● WHAT THE TASK ASKS
Images embedded in the records are excluded; print everything else exactly as given.

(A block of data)
--

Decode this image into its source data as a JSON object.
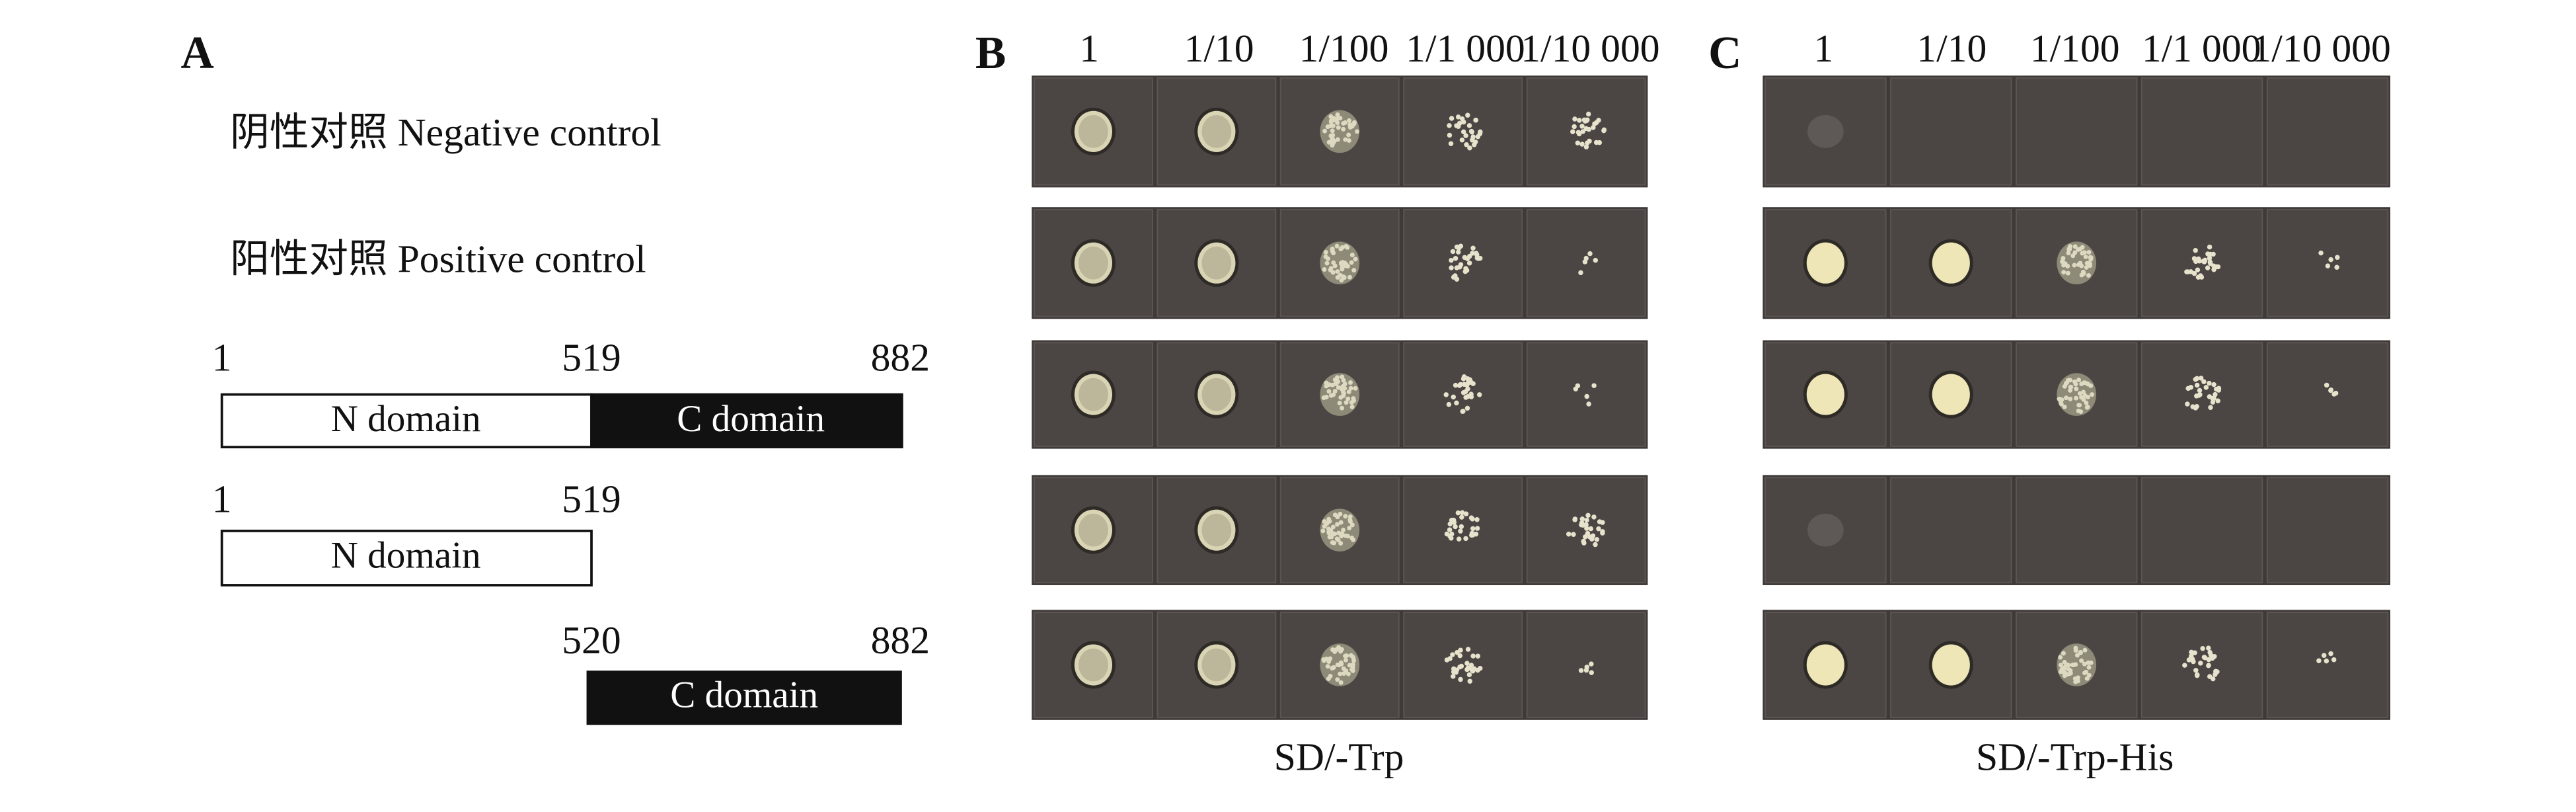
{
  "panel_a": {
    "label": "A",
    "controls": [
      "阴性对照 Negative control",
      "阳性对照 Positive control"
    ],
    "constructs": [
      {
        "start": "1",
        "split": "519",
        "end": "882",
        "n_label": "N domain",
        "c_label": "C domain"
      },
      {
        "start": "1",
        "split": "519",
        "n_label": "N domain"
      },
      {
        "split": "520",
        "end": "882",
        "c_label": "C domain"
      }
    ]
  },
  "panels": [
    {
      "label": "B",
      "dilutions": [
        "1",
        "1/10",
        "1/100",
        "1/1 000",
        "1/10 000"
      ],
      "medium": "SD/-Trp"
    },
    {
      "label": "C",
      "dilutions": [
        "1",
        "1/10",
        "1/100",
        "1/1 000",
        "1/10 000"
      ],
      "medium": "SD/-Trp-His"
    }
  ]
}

--

● FULL SOLUTION
Decode this image into its source data as a JSON object.
{
  "panel_a": {
    "label": "A",
    "controls": [
      "阴性对照 Negative control",
      "阳性对照 Positive control"
    ],
    "constructs": [
      {
        "start": "1",
        "split": "519",
        "end": "882",
        "n_label": "N domain",
        "c_label": "C domain"
      },
      {
        "start": "1",
        "split": "519",
        "n_label": "N domain"
      },
      {
        "split": "520",
        "end": "882",
        "c_label": "C domain"
      }
    ]
  },
  "panels": [
    {
      "label": "B",
      "dilutions": [
        "1",
        "1/10",
        "1/100",
        "1/1 000",
        "1/10 000"
      ],
      "medium": "SD/-Trp"
    },
    {
      "label": "C",
      "dilutions": [
        "1",
        "1/10",
        "1/100",
        "1/1 000",
        "1/10 000"
      ],
      "medium": "SD/-Trp-His"
    }
  ]
}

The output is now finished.